▸ Required work
Could you restate all of the records exactly, leaving out the pictures?

━━━━━ Extracted data

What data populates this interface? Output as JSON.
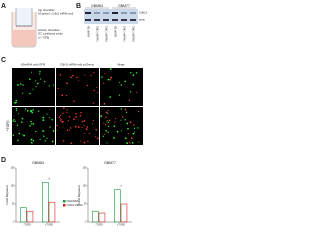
{
  "panels": {
    "a": "A",
    "b": "B",
    "c": "C",
    "d": "D"
  },
  "panel_a": {
    "top_label": "top chamber",
    "top_text": "NS (green) + Cdh11 shRNA (red)",
    "bottom_label": "bottom chamber",
    "bottom_text": "LTC conditioned media",
    "condition": "(+/- TGFβ)"
  },
  "panel_b": {
    "groups": [
      "GBM83",
      "GBM77"
    ],
    "lanes": [
      "NS shRNA",
      "Cdh11 shRNA1",
      "Cdh11 shRNA2"
    ],
    "bands": [
      "Cdh11",
      "actin"
    ]
  },
  "panel_c": {
    "columns": [
      "NSshRNA cells (GFP)",
      "CDH11 shRNA cells (mCherry)",
      "Merge"
    ],
    "row_label": "+TGFβ"
  },
  "panel_d": {
    "charts": [
      {
        "type": "bar",
        "title": "GBM83",
        "y_label": "Cells Migrated",
        "categories": [
          "-TGFβ",
          "+TGFβ"
        ],
        "ylim": [
          0,
          150
        ],
        "yticks": [
          0,
          50,
          100,
          150
        ],
        "annotation": "*",
        "series": [
          {
            "name": "NSshRNA",
            "color": "#1a9a3a",
            "values": [
              40,
              110
            ]
          },
          {
            "name": "Cdh11 shRNA",
            "color": "#d62020",
            "values": [
              30,
              55
            ]
          }
        ]
      },
      {
        "type": "bar",
        "title": "GBM77",
        "y_label": "Cells Migrated",
        "categories": [
          "-TGFβ",
          "+TGFβ"
        ],
        "ylim": [
          0,
          150
        ],
        "yticks": [
          0,
          50,
          100,
          150
        ],
        "annotation": "*",
        "series": [
          {
            "name": "NSshRNA",
            "color": "#1a9a3a",
            "values": [
              30,
              90
            ]
          },
          {
            "name": "Cdh11 shRNA",
            "color": "#d62020",
            "values": [
              25,
              50
            ]
          }
        ]
      }
    ]
  }
}
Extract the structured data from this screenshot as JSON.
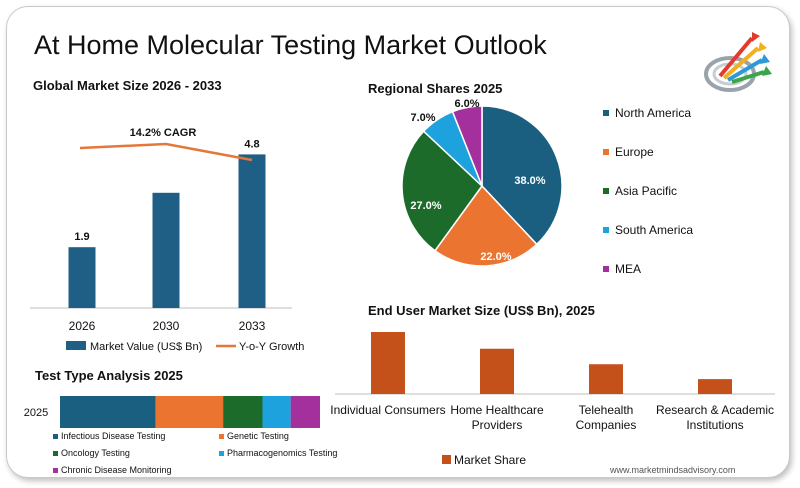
{
  "page": {
    "title": "At Home Molecular Testing Market Outlook",
    "url": "www.marketmindsadvisory.com"
  },
  "chart_data": [
    {
      "id": "global",
      "type": "bar",
      "title": "Global Market Size 2026 - 2033",
      "categories": [
        "2026",
        "2030",
        "2033"
      ],
      "series": [
        {
          "name": "Market Value (US$ Bn)",
          "values": [
            1.9,
            3.6,
            4.8
          ],
          "labels": [
            "1.9",
            "",
            "4.8"
          ],
          "color": "#1f5f85"
        },
        {
          "name": "Y-o-Y Growth",
          "type": "line",
          "values": [
            14.0,
            14.2,
            13.4
          ],
          "color": "#e5773a"
        }
      ],
      "annotation": "14.2% CAGR",
      "ylim": [
        0,
        5
      ]
    },
    {
      "id": "regional",
      "type": "pie",
      "title": "Regional Shares 2025",
      "slices": [
        {
          "name": "North America",
          "value": 38.0,
          "label": "38.0%",
          "color": "#1a5f80"
        },
        {
          "name": "Europe",
          "value": 22.0,
          "label": "22.0%",
          "color": "#ec7431"
        },
        {
          "name": "Asia Pacific",
          "value": 27.0,
          "label": "27.0%",
          "color": "#1d6b2a"
        },
        {
          "name": "South America",
          "value": 7.0,
          "label": "7.0%",
          "color": "#1ea2dd"
        },
        {
          "name": "MEA",
          "value": 6.0,
          "label": "6.0%",
          "color": "#a3309c"
        }
      ]
    },
    {
      "id": "testtype",
      "type": "bar",
      "orientation": "horizontal-stacked",
      "title": "Test Type Analysis 2025",
      "categories": [
        "2025"
      ],
      "series": [
        {
          "name": "Infectious Disease Testing",
          "values": [
            34
          ],
          "color": "#1a5f80"
        },
        {
          "name": "Genetic Testing",
          "values": [
            24
          ],
          "color": "#ec7431"
        },
        {
          "name": "Oncology Testing",
          "values": [
            14
          ],
          "color": "#1d6b2a"
        },
        {
          "name": "Pharmacogenomics Testing",
          "values": [
            10
          ],
          "color": "#1ea2dd"
        },
        {
          "name": "Chronic Disease Monitoring",
          "values": [
            14
          ],
          "color": "#a3309c"
        }
      ]
    },
    {
      "id": "enduser",
      "type": "bar",
      "title": "End User Market Size (US$ Bn), 2025",
      "categories": [
        "Individual Consumers",
        "Home Healthcare Providers",
        "Telehealth Companies",
        "Research & Academic Institutions"
      ],
      "category_lines": [
        [
          "Individual Consumers"
        ],
        [
          "Home Healthcare",
          "Providers"
        ],
        [
          "Telehealth",
          "Companies"
        ],
        [
          "Research & Academic",
          "Institutions"
        ]
      ],
      "series": [
        {
          "name": "Market Share",
          "values": [
            100,
            73,
            48,
            24
          ],
          "color": "#c4501a"
        }
      ],
      "ylim": [
        0,
        100
      ]
    }
  ]
}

━━━━━━━━━━

▸ Answer space
What data populates this interface? Output as JSON.
{
  "panels": {
    "a": "A",
    "b": "B",
    "c": "C",
    "d": "D"
  },
  "panel_a": {
    "top_label": "top chamber",
    "top_text": "NS (green) + Cdh11 shRNA (red)",
    "bottom_label": "bottom chamber",
    "bottom_text": "LTC conditioned media",
    "condition": "(+/- TGFβ)"
  },
  "panel_b": {
    "groups": [
      "GBM83",
      "GBM77"
    ],
    "lanes": [
      "NS shRNA",
      "Cdh11 shRNA1",
      "Cdh11 shRNA2"
    ],
    "bands": [
      "Cdh11",
      "actin"
    ]
  },
  "panel_c": {
    "columns": [
      "NSshRNA cells (GFP)",
      "CDH11 shRNA cells (mCherry)",
      "Merge"
    ],
    "row_label": "+TGFβ"
  },
  "panel_d": {
    "charts": [
      {
        "type": "bar",
        "title": "GBM83",
        "y_label": "Cells Migrated",
        "categories": [
          "-TGFβ",
          "+TGFβ"
        ],
        "ylim": [
          0,
          150
        ],
        "yticks": [
          0,
          50,
          100,
          150
        ],
        "annotation": "*",
        "series": [
          {
            "name": "NSshRNA",
            "color": "#1a9a3a",
            "values": [
              40,
              110
            ]
          },
          {
            "name": "Cdh11 shRNA",
            "color": "#d62020",
            "values": [
              30,
              55
            ]
          }
        ]
      },
      {
        "type": "bar",
        "title": "GBM77",
        "y_label": "Cells Migrated",
        "categories": [
          "-TGFβ",
          "+TGFβ"
        ],
        "ylim": [
          0,
          150
        ],
        "yticks": [
          0,
          50,
          100,
          150
        ],
        "annotation": "*",
        "series": [
          {
            "name": "NSshRNA",
            "color": "#1a9a3a",
            "values": [
              30,
              90
            ]
          },
          {
            "name": "Cdh11 shRNA",
            "color": "#d62020",
            "values": [
              25,
              50
            ]
          }
        ]
      }
    ]
  }
}
Extract the structured data from this screenshot as JSON.
{
  "page": {
    "title": "At Home Molecular Testing Market Outlook",
    "url": "www.marketmindsadvisory.com"
  },
  "chart_data": [
    {
      "id": "global",
      "type": "bar",
      "title": "Global Market Size 2026 - 2033",
      "categories": [
        "2026",
        "2030",
        "2033"
      ],
      "series": [
        {
          "name": "Market Value (US$ Bn)",
          "values": [
            1.9,
            3.6,
            4.8
          ],
          "labels": [
            "1.9",
            "",
            "4.8"
          ],
          "color": "#1f5f85"
        },
        {
          "name": "Y-o-Y Growth",
          "type": "line",
          "values": [
            14.0,
            14.2,
            13.4
          ],
          "color": "#e5773a"
        }
      ],
      "annotation": "14.2% CAGR",
      "ylim": [
        0,
        5
      ]
    },
    {
      "id": "regional",
      "type": "pie",
      "title": "Regional Shares 2025",
      "slices": [
        {
          "name": "North America",
          "value": 38.0,
          "label": "38.0%",
          "color": "#1a5f80"
        },
        {
          "name": "Europe",
          "value": 22.0,
          "label": "22.0%",
          "color": "#ec7431"
        },
        {
          "name": "Asia Pacific",
          "value": 27.0,
          "label": "27.0%",
          "color": "#1d6b2a"
        },
        {
          "name": "South America",
          "value": 7.0,
          "label": "7.0%",
          "color": "#1ea2dd"
        },
        {
          "name": "MEA",
          "value": 6.0,
          "label": "6.0%",
          "color": "#a3309c"
        }
      ]
    },
    {
      "id": "testtype",
      "type": "bar",
      "orientation": "horizontal-stacked",
      "title": "Test Type Analysis 2025",
      "categories": [
        "2025"
      ],
      "series": [
        {
          "name": "Infectious Disease Testing",
          "values": [
            34
          ],
          "color": "#1a5f80"
        },
        {
          "name": "Genetic Testing",
          "values": [
            24
          ],
          "color": "#ec7431"
        },
        {
          "name": "Oncology Testing",
          "values": [
            14
          ],
          "color": "#1d6b2a"
        },
        {
          "name": "Pharmacogenomics Testing",
          "values": [
            10
          ],
          "color": "#1ea2dd"
        },
        {
          "name": "Chronic Disease Monitoring",
          "values": [
            14
          ],
          "color": "#a3309c"
        }
      ]
    },
    {
      "id": "enduser",
      "type": "bar",
      "title": "End User Market Size (US$ Bn), 2025",
      "categories": [
        "Individual Consumers",
        "Home Healthcare Providers",
        "Telehealth Companies",
        "Research & Academic Institutions"
      ],
      "category_lines": [
        [
          "Individual Consumers"
        ],
        [
          "Home Healthcare",
          "Providers"
        ],
        [
          "Telehealth",
          "Companies"
        ],
        [
          "Research & Academic",
          "Institutions"
        ]
      ],
      "series": [
        {
          "name": "Market Share",
          "values": [
            100,
            73,
            48,
            24
          ],
          "color": "#c4501a"
        }
      ],
      "ylim": [
        0,
        100
      ]
    }
  ]
}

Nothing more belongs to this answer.